[Records from a data collection]
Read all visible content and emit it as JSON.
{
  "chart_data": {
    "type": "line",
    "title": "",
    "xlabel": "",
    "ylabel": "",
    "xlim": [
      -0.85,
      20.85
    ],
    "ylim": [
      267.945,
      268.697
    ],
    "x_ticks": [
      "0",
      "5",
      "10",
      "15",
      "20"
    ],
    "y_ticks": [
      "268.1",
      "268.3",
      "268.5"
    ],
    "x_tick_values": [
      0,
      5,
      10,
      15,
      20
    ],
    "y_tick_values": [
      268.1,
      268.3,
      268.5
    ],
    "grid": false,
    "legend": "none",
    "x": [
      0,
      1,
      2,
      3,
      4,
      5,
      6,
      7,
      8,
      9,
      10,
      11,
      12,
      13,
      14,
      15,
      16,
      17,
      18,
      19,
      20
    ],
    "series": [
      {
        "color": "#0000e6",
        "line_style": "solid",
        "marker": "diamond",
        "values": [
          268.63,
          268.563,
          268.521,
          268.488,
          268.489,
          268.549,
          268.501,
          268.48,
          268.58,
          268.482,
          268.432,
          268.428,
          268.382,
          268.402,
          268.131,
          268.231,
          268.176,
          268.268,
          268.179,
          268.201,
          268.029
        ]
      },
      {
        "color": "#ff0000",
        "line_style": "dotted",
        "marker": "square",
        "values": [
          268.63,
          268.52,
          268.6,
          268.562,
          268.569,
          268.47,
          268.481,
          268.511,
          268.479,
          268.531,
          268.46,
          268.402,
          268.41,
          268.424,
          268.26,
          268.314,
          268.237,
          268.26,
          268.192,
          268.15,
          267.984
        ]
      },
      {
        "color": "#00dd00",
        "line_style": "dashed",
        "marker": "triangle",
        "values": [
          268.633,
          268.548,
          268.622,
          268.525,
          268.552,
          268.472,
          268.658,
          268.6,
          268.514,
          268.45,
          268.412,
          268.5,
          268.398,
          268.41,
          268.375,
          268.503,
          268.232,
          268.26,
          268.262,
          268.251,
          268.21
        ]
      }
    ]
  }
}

_SET EXERCISE:_ Return all of the data exactly as it reads.

_ANSWER BELOW:_
Read all visible content and emit it as JSON.
{
  "chart_data": {
    "type": "line",
    "title": "",
    "xlabel": "",
    "ylabel": "",
    "xlim": [
      -0.85,
      20.85
    ],
    "ylim": [
      267.945,
      268.697
    ],
    "x_ticks": [
      "0",
      "5",
      "10",
      "15",
      "20"
    ],
    "y_ticks": [
      "268.1",
      "268.3",
      "268.5"
    ],
    "x_tick_values": [
      0,
      5,
      10,
      15,
      20
    ],
    "y_tick_values": [
      268.1,
      268.3,
      268.5
    ],
    "grid": false,
    "legend": "none",
    "x": [
      0,
      1,
      2,
      3,
      4,
      5,
      6,
      7,
      8,
      9,
      10,
      11,
      12,
      13,
      14,
      15,
      16,
      17,
      18,
      19,
      20
    ],
    "series": [
      {
        "color": "#0000e6",
        "line_style": "solid",
        "marker": "diamond",
        "values": [
          268.63,
          268.563,
          268.521,
          268.488,
          268.489,
          268.549,
          268.501,
          268.48,
          268.58,
          268.482,
          268.432,
          268.428,
          268.382,
          268.402,
          268.131,
          268.231,
          268.176,
          268.268,
          268.179,
          268.201,
          268.029
        ]
      },
      {
        "color": "#ff0000",
        "line_style": "dotted",
        "marker": "square",
        "values": [
          268.63,
          268.52,
          268.6,
          268.562,
          268.569,
          268.47,
          268.481,
          268.511,
          268.479,
          268.531,
          268.46,
          268.402,
          268.41,
          268.424,
          268.26,
          268.314,
          268.237,
          268.26,
          268.192,
          268.15,
          267.984
        ]
      },
      {
        "color": "#00dd00",
        "line_style": "dashed",
        "marker": "triangle",
        "values": [
          268.633,
          268.548,
          268.622,
          268.525,
          268.552,
          268.472,
          268.658,
          268.6,
          268.514,
          268.45,
          268.412,
          268.5,
          268.398,
          268.41,
          268.375,
          268.503,
          268.232,
          268.26,
          268.262,
          268.251,
          268.21
        ]
      }
    ]
  }
}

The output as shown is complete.